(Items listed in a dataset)
* * * *
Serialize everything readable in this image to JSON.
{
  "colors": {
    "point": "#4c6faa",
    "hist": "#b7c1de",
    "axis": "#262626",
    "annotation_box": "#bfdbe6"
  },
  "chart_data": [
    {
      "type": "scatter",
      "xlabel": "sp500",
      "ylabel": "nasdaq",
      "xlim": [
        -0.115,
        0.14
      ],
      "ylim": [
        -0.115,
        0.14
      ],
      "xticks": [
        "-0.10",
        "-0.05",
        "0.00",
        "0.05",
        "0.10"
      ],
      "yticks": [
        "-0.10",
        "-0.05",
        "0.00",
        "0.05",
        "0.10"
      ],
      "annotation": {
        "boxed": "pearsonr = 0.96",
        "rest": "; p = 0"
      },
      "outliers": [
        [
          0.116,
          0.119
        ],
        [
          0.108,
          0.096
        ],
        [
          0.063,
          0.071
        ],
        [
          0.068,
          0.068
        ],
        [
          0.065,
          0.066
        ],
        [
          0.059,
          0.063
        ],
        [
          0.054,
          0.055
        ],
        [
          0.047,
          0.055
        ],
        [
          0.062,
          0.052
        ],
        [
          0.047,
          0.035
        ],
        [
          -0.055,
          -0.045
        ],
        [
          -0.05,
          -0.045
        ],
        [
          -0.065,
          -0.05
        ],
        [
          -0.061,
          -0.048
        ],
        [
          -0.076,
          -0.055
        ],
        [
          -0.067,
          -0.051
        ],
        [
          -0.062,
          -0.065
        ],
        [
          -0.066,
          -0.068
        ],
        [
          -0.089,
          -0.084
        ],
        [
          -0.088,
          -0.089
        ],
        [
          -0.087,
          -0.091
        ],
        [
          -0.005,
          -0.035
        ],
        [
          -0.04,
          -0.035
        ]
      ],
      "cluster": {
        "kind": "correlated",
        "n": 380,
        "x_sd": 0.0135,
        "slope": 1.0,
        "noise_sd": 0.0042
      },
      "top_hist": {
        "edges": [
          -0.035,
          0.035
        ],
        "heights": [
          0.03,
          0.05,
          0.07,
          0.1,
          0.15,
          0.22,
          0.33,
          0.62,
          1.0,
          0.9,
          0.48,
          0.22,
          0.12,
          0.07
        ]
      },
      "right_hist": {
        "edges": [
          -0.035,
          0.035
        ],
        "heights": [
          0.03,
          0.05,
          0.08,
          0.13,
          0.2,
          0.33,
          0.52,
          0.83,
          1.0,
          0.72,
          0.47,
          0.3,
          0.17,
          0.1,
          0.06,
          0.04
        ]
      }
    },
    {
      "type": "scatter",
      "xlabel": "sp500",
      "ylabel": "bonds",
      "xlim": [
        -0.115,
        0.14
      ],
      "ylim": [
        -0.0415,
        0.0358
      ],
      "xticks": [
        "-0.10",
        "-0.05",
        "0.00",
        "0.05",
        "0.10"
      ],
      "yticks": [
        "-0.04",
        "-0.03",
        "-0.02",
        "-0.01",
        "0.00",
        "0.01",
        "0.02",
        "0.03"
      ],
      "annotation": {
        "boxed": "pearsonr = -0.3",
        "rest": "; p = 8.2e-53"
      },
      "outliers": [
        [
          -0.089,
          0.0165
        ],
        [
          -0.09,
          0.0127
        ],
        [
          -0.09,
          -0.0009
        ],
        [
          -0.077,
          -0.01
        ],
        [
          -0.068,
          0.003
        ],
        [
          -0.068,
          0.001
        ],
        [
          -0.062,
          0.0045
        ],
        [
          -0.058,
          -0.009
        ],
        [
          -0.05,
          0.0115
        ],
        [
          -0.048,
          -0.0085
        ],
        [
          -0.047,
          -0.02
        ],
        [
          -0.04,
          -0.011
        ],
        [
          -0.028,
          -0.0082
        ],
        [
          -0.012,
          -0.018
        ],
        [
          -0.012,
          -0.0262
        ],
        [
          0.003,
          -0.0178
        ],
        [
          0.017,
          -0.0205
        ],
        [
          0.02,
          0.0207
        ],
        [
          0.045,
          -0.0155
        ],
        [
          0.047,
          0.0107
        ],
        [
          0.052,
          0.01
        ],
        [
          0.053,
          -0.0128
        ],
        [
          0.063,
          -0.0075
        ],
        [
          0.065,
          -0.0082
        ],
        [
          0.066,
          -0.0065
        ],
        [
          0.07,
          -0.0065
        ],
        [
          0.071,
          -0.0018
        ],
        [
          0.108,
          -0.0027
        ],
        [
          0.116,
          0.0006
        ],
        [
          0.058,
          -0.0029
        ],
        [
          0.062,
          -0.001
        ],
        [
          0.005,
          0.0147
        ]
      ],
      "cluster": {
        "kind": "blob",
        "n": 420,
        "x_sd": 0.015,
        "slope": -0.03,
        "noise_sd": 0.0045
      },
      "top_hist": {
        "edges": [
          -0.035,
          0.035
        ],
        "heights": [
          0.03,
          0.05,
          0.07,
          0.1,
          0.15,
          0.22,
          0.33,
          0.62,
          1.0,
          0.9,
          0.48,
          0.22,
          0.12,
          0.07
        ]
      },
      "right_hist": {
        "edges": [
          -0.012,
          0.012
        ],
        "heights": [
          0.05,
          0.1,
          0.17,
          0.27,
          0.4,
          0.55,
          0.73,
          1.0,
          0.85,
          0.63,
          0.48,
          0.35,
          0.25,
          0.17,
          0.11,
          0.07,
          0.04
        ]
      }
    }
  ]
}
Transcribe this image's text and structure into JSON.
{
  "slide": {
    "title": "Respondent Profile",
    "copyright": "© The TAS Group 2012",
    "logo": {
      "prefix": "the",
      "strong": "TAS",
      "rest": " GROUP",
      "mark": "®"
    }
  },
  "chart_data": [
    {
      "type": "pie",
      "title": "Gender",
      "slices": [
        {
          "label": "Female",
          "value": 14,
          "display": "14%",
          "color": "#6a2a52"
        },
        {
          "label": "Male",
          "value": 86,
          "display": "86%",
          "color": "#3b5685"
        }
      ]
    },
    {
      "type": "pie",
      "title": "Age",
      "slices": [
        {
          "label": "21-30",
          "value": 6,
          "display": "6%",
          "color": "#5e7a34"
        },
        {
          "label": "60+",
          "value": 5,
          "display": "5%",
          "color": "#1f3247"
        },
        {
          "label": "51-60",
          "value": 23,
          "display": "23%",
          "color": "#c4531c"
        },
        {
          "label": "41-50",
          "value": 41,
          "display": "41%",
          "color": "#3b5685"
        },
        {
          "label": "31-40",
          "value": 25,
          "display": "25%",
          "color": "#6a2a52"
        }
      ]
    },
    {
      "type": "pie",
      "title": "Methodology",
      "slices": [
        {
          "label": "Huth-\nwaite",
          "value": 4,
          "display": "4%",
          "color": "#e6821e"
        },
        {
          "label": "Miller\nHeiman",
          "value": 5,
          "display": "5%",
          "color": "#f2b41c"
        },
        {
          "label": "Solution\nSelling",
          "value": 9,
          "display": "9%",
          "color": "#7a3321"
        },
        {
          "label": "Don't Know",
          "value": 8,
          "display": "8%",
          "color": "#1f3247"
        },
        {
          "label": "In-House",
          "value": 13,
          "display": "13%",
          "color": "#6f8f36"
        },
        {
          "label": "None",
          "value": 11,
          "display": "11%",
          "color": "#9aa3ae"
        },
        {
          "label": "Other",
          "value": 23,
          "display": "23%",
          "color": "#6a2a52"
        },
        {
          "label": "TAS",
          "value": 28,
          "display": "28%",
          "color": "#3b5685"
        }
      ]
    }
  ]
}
* * * *
Problem details:
Look through the entries above for the word "JSON". Copy every line where it shows up.

Answer for the task:
Serialize everything readable in this image to JSON.
Transcribe this image's text and structure into JSON.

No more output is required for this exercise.